┌──

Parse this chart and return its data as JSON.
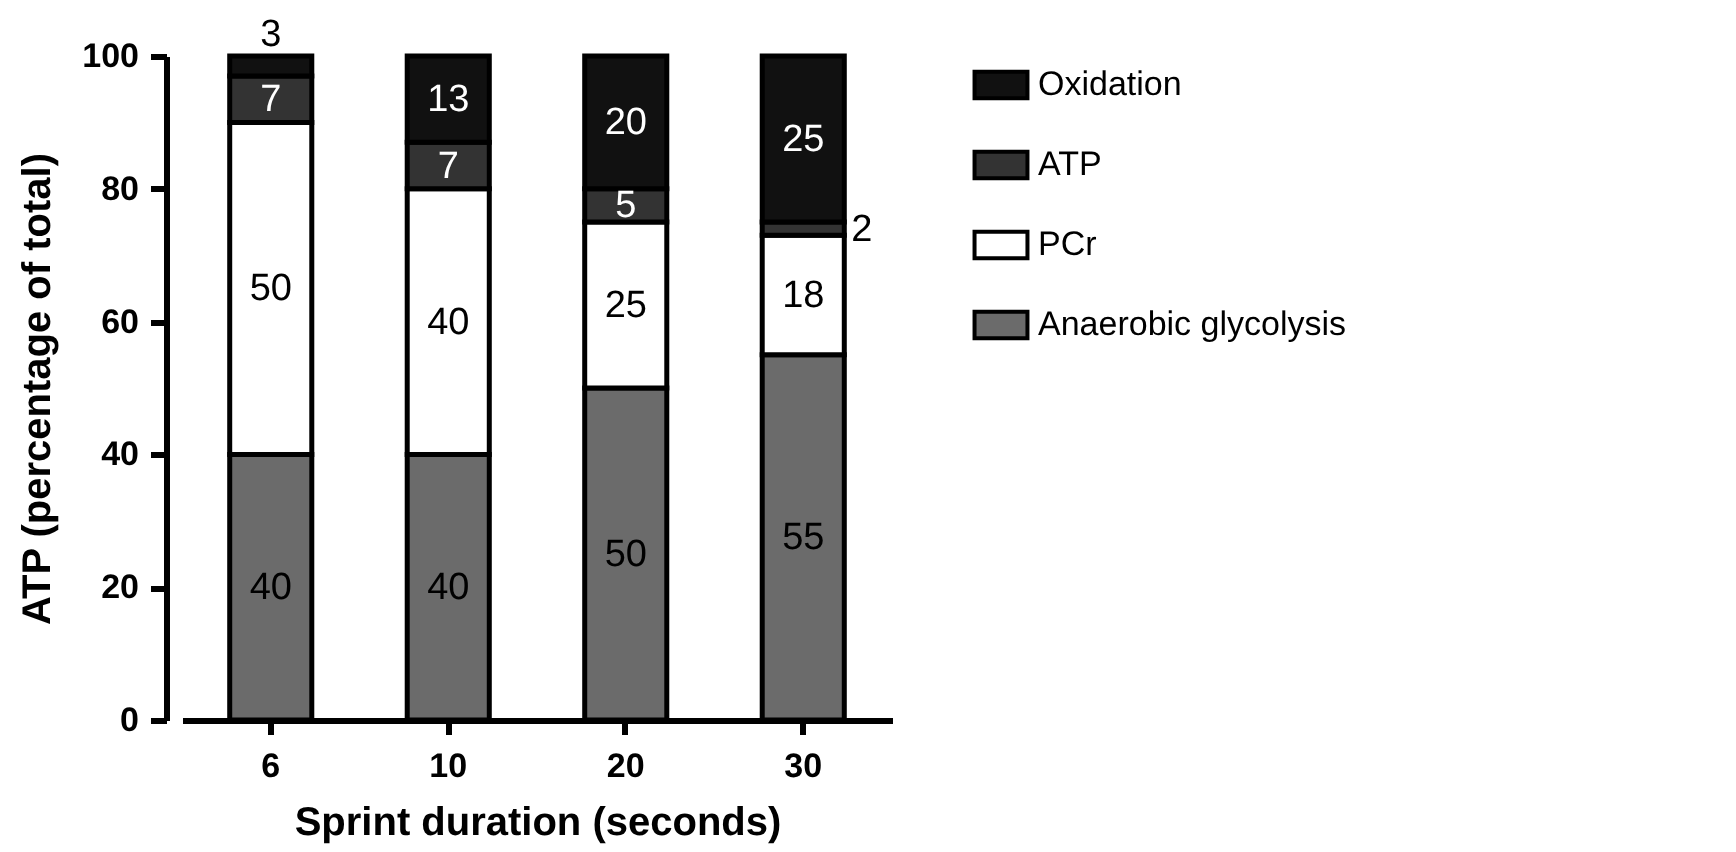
{
  "chart_data": {
    "type": "bar",
    "stacked": true,
    "xlabel": "Sprint duration (seconds)",
    "ylabel": "ATP (percentage of total)",
    "categories": [
      "6",
      "10",
      "20",
      "30"
    ],
    "series": [
      {
        "name": "Anaerobic glycolysis",
        "color": "#6b6b6b",
        "values": [
          40,
          40,
          50,
          55
        ]
      },
      {
        "name": "PCr",
        "color": "#ffffff",
        "values": [
          50,
          40,
          25,
          18
        ]
      },
      {
        "name": "ATP",
        "color": "#333333",
        "values": [
          7,
          7,
          5,
          2
        ]
      },
      {
        "name": "Oxidation",
        "color": "#111111",
        "values": [
          3,
          13,
          20,
          25
        ]
      }
    ],
    "ylim": [
      0,
      100
    ],
    "yticks": [
      0,
      20,
      40,
      60,
      80,
      100
    ],
    "grid": false,
    "legend": "right",
    "data_labels": true
  }
}
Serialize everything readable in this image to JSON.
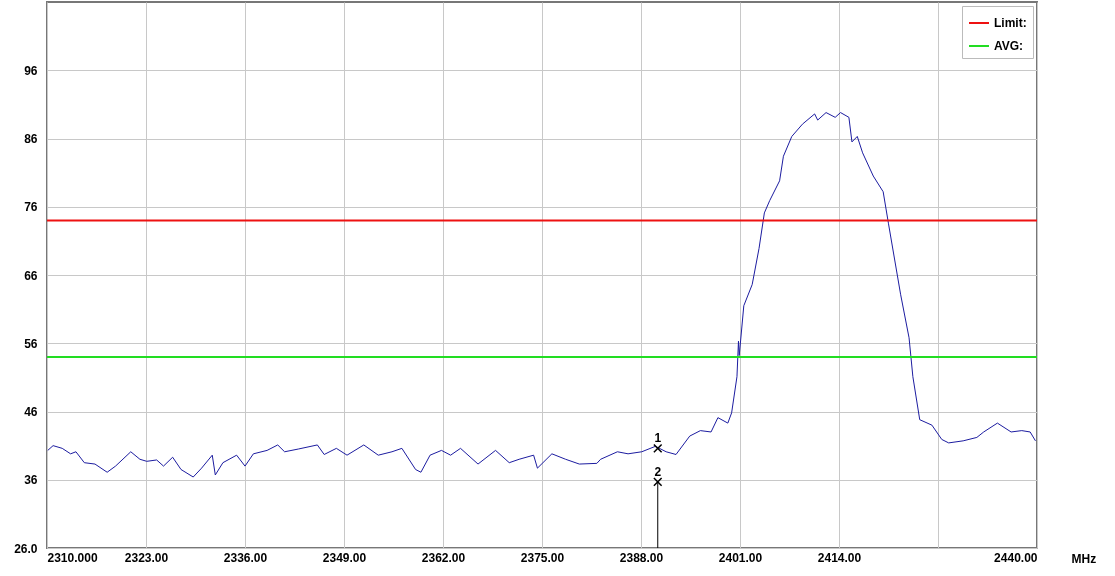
{
  "chart_data": {
    "type": "line",
    "xlabel": "MHz",
    "xlim": [
      2310,
      2440
    ],
    "xticks": [
      {
        "value": 2310,
        "label": "2310.000"
      },
      {
        "value": 2323,
        "label": "2323.00"
      },
      {
        "value": 2336,
        "label": "2336.00"
      },
      {
        "value": 2349,
        "label": "2349.00"
      },
      {
        "value": 2362,
        "label": "2362.00"
      },
      {
        "value": 2375,
        "label": "2375.00"
      },
      {
        "value": 2388,
        "label": "2388.00"
      },
      {
        "value": 2401,
        "label": "2401.00"
      },
      {
        "value": 2414,
        "label": "2414.00"
      },
      {
        "value": 2427,
        "label": null
      },
      {
        "value": 2440,
        "label": "2440.00"
      }
    ],
    "ylim": [
      26,
      106
    ],
    "yticks": [
      {
        "value": 26,
        "label": "26.0"
      },
      36,
      46,
      56,
      66,
      76,
      86,
      96
    ],
    "grid": true,
    "legend": "top right",
    "marker": "none",
    "line_style": "solid",
    "series": [
      {
        "color": "#1c1ca0",
        "x": [
          2310.1,
          2310.8,
          2312.0,
          2313.1,
          2313.8,
          2314.9,
          2316.3,
          2317.9,
          2319.0,
          2321.0,
          2322.2,
          2323.1,
          2324.4,
          2325.3,
          2326.5,
          2327.6,
          2329.2,
          2330.3,
          2331.7,
          2332.1,
          2333.1,
          2334.9,
          2336.0,
          2337.1,
          2338.9,
          2340.3,
          2341.2,
          2343.0,
          2345.5,
          2346.4,
          2348.0,
          2349.4,
          2351.6,
          2353.5,
          2355.3,
          2356.6,
          2358.4,
          2359.1,
          2360.3,
          2361.8,
          2363.0,
          2364.3,
          2366.6,
          2368.9,
          2370.7,
          2372.0,
          2373.9,
          2374.4,
          2376.3,
          2378.1,
          2379.9,
          2382.2,
          2382.7,
          2384.9,
          2386.3,
          2388.1,
          2389.9,
          2391.3,
          2392.6,
          2394.4,
          2395.8,
          2397.2,
          2398.1,
          2399.4,
          2399.9,
          2400.6,
          2400.8,
          2400.9,
          2401.5,
          2402.6,
          2403.5,
          2404.2,
          2404.9,
          2406.2,
          2406.7,
          2407.8,
          2409.2,
          2410.8,
          2411.2,
          2412.3,
          2413.5,
          2414.2,
          2415.3,
          2415.7,
          2416.4,
          2417.1,
          2418.5,
          2419.8,
          2420.5,
          2422.1,
          2423.2,
          2423.7,
          2424.6,
          2426.2,
          2427.5,
          2428.4,
          2430.3,
          2432.1,
          2433.0,
          2434.8,
          2436.6,
          2438.0,
          2439.1,
          2439.8
        ],
        "values": [
          40.3,
          41.0,
          40.6,
          39.8,
          40.1,
          38.5,
          38.3,
          37.1,
          38.0,
          40.1,
          39.0,
          38.7,
          38.9,
          38.0,
          39.3,
          37.5,
          36.4,
          37.7,
          39.6,
          36.7,
          38.5,
          39.6,
          38.0,
          39.8,
          40.3,
          41.1,
          40.1,
          40.5,
          41.1,
          39.7,
          40.6,
          39.6,
          41.1,
          39.6,
          40.1,
          40.6,
          37.5,
          37.1,
          39.6,
          40.3,
          39.6,
          40.6,
          38.3,
          40.3,
          38.5,
          39.0,
          39.6,
          37.7,
          39.8,
          39.0,
          38.3,
          38.4,
          39.0,
          40.1,
          39.8,
          40.1,
          40.9,
          40.1,
          39.7,
          42.4,
          43.2,
          43.0,
          45.1,
          44.3,
          45.8,
          51.1,
          56.3,
          54.2,
          61.5,
          64.6,
          69.9,
          75.1,
          76.9,
          79.8,
          83.4,
          86.3,
          88.1,
          89.6,
          88.7,
          89.8,
          89.1,
          89.8,
          89.1,
          85.5,
          86.3,
          83.9,
          80.5,
          78.2,
          73.5,
          63.1,
          56.8,
          51.1,
          44.8,
          44.0,
          41.9,
          41.4,
          41.7,
          42.2,
          43.0,
          44.3,
          43.0,
          43.2,
          43.0,
          41.7
        ]
      },
      {
        "type": "scatter",
        "color": "#000000",
        "marker": "cross",
        "x": [
          2390.2,
          2390.2
        ],
        "values": [
          40.6,
          35.7
        ]
      }
    ],
    "annotations": [
      "1",
      "2"
    ],
    "ref_lines": [
      {
        "axis": "y",
        "value": 74,
        "label": "Limit:",
        "color": "#ee1111"
      },
      {
        "axis": "y",
        "value": 54,
        "label": "AVG:",
        "color": "#22dd22"
      }
    ]
  }
}
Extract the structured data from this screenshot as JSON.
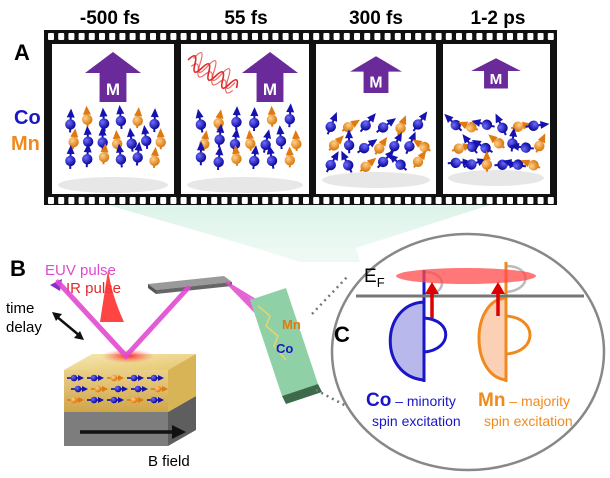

└──

Copy all lines above containing the string "color".

        "color": "#6b6b6b",
        "color": "#ffffff",
        "color": "#333333",
        "color": "#111111",
        "color": "#1c1ca0",
        "color": "#000000",
        "color": "#ee1111"
        "color": "#22dd22"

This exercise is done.